STATED PROBLEM ::
Wherever the string "Dodaj" appears in the listing, copy that line.

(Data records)

━━━━━━

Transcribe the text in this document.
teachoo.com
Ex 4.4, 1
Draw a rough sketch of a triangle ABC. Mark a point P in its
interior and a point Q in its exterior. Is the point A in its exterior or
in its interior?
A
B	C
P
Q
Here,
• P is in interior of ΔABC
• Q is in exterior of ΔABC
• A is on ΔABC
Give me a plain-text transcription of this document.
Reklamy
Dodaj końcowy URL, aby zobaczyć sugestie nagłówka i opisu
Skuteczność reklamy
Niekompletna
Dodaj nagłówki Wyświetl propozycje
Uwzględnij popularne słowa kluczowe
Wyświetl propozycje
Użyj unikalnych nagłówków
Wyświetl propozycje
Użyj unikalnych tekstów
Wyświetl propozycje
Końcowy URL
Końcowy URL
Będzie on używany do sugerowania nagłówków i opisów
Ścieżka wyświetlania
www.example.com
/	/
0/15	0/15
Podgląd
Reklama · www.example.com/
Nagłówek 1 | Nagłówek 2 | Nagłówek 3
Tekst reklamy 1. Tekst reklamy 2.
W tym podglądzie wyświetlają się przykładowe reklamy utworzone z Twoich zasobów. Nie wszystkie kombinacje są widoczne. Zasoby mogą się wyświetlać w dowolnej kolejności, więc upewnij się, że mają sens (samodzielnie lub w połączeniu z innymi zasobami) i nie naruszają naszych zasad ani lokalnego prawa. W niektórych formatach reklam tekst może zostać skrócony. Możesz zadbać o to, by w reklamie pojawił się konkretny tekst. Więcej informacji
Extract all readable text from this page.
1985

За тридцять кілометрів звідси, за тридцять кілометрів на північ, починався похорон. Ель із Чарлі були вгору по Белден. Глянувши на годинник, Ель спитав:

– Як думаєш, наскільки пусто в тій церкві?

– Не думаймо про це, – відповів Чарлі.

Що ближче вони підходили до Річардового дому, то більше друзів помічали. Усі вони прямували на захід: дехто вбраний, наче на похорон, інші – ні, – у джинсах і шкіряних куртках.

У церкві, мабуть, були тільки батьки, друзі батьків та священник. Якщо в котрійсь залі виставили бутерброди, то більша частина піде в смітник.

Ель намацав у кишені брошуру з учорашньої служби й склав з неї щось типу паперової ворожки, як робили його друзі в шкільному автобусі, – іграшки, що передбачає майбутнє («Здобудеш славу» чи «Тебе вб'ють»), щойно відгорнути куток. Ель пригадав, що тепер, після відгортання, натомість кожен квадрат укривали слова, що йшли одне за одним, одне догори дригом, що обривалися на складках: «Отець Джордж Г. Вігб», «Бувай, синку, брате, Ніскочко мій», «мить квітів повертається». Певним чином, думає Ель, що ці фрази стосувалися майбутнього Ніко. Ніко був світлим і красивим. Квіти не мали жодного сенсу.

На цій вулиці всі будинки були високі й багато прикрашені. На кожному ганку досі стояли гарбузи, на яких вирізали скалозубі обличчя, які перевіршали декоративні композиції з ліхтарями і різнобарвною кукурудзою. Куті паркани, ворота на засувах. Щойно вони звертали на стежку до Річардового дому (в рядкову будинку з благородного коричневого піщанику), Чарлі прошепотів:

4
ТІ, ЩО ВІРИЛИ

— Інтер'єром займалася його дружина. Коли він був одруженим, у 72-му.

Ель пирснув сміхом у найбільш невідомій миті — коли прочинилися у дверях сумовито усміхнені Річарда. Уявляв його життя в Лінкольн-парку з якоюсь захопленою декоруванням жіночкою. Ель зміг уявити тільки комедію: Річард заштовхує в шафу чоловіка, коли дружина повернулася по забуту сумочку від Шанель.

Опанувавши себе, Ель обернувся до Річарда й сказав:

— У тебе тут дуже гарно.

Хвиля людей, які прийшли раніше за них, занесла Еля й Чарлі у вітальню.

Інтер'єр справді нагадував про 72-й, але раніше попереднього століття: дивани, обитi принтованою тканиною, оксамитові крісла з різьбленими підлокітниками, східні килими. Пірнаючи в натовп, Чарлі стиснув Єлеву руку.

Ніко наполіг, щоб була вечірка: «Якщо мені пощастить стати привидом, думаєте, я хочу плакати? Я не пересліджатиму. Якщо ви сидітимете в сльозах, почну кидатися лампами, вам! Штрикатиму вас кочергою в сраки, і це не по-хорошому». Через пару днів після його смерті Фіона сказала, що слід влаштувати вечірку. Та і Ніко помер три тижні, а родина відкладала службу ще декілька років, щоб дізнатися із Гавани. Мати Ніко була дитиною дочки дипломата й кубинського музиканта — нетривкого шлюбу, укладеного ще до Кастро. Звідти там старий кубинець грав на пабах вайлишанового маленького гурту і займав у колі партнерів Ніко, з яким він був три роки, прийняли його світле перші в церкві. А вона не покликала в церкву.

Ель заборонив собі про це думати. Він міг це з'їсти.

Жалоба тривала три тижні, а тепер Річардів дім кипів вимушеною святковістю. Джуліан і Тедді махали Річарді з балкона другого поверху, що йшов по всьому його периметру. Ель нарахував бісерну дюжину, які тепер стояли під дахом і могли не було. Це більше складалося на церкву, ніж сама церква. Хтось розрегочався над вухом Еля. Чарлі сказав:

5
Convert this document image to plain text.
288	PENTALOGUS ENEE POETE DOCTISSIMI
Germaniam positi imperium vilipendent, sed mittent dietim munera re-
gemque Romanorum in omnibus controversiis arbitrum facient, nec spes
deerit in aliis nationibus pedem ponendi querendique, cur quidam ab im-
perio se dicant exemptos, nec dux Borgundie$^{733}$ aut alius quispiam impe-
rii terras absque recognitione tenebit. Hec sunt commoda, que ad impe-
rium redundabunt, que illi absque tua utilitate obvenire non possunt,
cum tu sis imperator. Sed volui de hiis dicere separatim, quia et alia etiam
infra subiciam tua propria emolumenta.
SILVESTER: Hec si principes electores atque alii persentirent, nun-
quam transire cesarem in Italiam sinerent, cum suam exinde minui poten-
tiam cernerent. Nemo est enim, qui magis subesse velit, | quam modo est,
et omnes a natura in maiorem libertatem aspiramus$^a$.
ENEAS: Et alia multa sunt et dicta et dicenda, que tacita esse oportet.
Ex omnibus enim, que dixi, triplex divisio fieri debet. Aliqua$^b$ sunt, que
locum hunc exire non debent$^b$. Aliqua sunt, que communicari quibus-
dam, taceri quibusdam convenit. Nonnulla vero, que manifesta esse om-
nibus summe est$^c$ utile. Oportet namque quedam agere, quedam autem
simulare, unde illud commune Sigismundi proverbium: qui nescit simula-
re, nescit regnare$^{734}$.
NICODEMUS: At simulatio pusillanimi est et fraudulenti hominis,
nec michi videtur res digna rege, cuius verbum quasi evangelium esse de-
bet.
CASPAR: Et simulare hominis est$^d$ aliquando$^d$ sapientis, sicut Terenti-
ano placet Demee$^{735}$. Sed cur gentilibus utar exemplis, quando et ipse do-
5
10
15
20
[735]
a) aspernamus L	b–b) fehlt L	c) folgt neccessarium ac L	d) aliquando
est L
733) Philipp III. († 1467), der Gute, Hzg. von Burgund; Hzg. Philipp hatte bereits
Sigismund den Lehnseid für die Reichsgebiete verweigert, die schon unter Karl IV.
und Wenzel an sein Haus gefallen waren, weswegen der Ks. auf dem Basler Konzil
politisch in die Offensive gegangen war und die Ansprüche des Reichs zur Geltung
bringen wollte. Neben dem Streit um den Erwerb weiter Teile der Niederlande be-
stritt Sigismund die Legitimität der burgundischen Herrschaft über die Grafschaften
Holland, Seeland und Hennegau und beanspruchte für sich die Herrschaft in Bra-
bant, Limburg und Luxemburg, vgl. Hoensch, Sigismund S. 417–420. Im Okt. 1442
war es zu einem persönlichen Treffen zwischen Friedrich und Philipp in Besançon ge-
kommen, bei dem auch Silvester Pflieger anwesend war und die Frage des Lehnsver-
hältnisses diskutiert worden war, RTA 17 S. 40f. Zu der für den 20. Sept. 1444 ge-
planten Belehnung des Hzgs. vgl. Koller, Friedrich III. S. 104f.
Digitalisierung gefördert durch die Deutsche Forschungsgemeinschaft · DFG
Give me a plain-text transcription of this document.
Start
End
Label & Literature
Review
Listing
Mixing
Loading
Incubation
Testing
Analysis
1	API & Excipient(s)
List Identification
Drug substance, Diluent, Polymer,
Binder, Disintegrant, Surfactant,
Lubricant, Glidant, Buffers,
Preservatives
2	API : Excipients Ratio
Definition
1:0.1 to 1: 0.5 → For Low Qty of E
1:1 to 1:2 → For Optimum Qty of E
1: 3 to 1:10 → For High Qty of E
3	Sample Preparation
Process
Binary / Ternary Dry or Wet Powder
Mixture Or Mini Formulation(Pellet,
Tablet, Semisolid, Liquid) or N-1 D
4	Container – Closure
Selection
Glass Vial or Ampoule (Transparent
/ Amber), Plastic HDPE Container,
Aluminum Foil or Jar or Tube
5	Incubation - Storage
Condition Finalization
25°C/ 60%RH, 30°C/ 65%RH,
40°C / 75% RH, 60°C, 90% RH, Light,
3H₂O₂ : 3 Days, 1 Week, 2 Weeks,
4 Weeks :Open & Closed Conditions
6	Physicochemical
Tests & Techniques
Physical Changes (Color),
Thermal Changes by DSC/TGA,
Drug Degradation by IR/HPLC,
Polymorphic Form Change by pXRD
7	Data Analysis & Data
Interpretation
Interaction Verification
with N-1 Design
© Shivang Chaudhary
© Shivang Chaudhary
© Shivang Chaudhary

━━━━━━

ANSWER TO THE TASK ::
Dodaj końcowy URL, aby zobaczyć sugestie nagłówka i opisu
Dodaj nagłówki Wyświetl propozycje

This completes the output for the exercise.